**PROVIDED PASSAGE:**
..............................

# What to tell 4yr old daughter about fertility treatment?!



## cinders35 (Feb 23, 2007)

Hi, 
just wondering if anyone has any advice on how/what/if to tell my 4yr old dd about fertility treatment? Or should I keep telling white lies? She is sooooo longing for a brother or sister. We are sooooo longing to give her one!! Any ideas?


----------



## DizziSquirrel (Feb 15, 2005)

Hi Cinders thats a good question, 
personaly I would say be honest, but spare her the detail prehaps say that you would like to give her a brother or sister but it may take some time and the doctors are going to help you but it might not happen   you could prehaps ask her to wish really hard for one  & promise her that she will be the first person you tell.

Sadly my relationship with my mum when I was younger was difficult as I wanted a sibling (apparently) and would get angry at my mum for not giving me one - Now obviously I dont remember this, but its what Ive been told. So I think being honest is all you can do.


~Dizzi~


----------



## cinders35 (Feb 23, 2007)

Thanks Dizzi,
That sounds like pretty good advice. I will keep that in store for future use! It's so difficult for her , when all her friends have brothers/sisters. I am keeping a personal diary too, so whatever happens, when she is older she can read it and hopefully understand.

..............................

**RAW DATA:**

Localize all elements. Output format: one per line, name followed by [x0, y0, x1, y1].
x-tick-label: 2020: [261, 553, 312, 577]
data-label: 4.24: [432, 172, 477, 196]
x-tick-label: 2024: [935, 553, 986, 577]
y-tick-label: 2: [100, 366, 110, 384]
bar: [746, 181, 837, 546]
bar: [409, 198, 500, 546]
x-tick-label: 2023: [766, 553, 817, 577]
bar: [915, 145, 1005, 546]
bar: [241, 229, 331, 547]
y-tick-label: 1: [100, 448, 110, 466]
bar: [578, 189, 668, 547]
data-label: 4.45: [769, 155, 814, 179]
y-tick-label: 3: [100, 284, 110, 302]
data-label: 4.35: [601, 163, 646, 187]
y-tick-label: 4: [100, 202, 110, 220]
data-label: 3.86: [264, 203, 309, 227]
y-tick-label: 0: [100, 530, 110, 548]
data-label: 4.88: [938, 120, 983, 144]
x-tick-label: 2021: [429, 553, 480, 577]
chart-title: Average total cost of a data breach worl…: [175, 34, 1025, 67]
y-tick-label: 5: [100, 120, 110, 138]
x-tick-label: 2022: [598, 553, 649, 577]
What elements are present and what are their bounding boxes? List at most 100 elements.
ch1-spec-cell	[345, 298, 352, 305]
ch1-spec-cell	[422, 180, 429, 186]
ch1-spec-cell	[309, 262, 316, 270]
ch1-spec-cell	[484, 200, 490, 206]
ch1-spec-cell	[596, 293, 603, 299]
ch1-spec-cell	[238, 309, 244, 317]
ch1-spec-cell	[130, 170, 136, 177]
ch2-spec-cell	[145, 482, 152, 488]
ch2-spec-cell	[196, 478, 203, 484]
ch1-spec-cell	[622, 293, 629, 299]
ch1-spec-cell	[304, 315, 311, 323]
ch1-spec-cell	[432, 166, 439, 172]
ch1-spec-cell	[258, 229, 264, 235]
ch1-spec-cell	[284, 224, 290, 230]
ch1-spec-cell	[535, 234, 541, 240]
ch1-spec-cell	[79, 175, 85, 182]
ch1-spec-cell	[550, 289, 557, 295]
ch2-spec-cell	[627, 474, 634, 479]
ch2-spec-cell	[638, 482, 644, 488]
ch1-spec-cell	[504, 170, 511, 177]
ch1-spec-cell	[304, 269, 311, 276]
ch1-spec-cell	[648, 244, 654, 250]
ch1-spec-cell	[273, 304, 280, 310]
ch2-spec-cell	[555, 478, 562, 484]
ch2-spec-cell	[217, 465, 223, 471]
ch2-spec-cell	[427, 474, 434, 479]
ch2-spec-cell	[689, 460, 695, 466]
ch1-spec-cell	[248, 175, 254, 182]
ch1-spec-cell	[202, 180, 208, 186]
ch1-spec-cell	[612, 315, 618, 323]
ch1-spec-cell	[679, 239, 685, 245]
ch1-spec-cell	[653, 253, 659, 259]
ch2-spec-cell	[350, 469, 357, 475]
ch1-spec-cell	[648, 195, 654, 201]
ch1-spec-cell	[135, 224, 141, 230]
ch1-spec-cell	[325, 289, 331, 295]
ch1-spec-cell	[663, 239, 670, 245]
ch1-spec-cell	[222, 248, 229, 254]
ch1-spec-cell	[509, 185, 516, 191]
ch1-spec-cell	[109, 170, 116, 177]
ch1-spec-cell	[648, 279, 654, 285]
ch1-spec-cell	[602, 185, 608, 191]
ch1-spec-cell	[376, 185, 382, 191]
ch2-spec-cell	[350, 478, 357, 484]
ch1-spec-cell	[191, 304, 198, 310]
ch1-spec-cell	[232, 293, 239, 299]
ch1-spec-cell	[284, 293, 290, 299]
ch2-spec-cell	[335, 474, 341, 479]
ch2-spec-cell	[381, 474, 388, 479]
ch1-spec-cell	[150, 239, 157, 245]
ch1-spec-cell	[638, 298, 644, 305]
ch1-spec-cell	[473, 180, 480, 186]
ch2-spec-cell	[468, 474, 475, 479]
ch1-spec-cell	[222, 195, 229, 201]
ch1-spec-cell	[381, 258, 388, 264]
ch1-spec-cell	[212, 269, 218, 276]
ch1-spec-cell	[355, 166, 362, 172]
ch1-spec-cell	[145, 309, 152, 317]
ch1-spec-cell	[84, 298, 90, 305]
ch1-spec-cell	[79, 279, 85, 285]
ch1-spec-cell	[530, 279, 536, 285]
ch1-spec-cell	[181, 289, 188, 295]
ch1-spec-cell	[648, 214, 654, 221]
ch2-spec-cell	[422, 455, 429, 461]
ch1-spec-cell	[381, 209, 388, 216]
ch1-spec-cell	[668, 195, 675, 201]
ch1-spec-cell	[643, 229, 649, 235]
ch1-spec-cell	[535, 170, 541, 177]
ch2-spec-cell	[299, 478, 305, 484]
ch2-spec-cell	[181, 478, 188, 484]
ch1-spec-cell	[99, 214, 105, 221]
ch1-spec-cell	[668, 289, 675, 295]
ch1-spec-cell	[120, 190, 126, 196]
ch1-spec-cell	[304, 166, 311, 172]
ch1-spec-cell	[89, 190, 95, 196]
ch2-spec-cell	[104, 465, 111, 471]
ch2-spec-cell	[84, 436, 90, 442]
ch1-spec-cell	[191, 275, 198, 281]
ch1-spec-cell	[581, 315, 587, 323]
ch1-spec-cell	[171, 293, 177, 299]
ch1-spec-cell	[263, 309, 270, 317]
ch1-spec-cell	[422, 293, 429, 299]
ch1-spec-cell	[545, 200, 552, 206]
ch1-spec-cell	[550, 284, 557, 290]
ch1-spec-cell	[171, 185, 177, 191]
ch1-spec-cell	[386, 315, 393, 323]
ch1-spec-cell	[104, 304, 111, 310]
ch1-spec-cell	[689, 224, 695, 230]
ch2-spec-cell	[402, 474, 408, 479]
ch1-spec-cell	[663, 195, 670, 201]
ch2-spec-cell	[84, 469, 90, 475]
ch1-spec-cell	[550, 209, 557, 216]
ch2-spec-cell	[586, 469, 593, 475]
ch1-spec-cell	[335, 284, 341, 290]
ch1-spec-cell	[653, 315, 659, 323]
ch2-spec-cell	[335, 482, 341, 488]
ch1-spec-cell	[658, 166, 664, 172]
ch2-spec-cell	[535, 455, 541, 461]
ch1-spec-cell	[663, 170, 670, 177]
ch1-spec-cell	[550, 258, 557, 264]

..............................

**WHAT TO WORK ON:**
**1.** In the forum thread, what is cinders35 keeping so that her daughter can read it when she is older?
**2.** Change the part of the forum thread that opens with the words containing "## DizziSquirrel (Feb" and closes with "you can do.", replacing "doctors" with "specialists".

**RESPONSES BY TASK:**
**1.** A personal diary.

**2.**
## DizziSquirrel (Feb 15, 2005)

Hi Cinders thats a good question, 
personaly I would say be honest, but spare her the detail prehaps say that you would like to give her a brother or sister but it may take some time and the specialists are going to help you but it might not happen   you could prehaps ask her to wish really hard for one  & promise her that she will be the first person you tell.

Sadly my relationship with my mum when I was younger was difficult as I wanted a sibling (apparently) and would get angry at my mum for not giving me one - Now obviously I dont remember this, but its what Ive been told. So I think being honest is all you can do.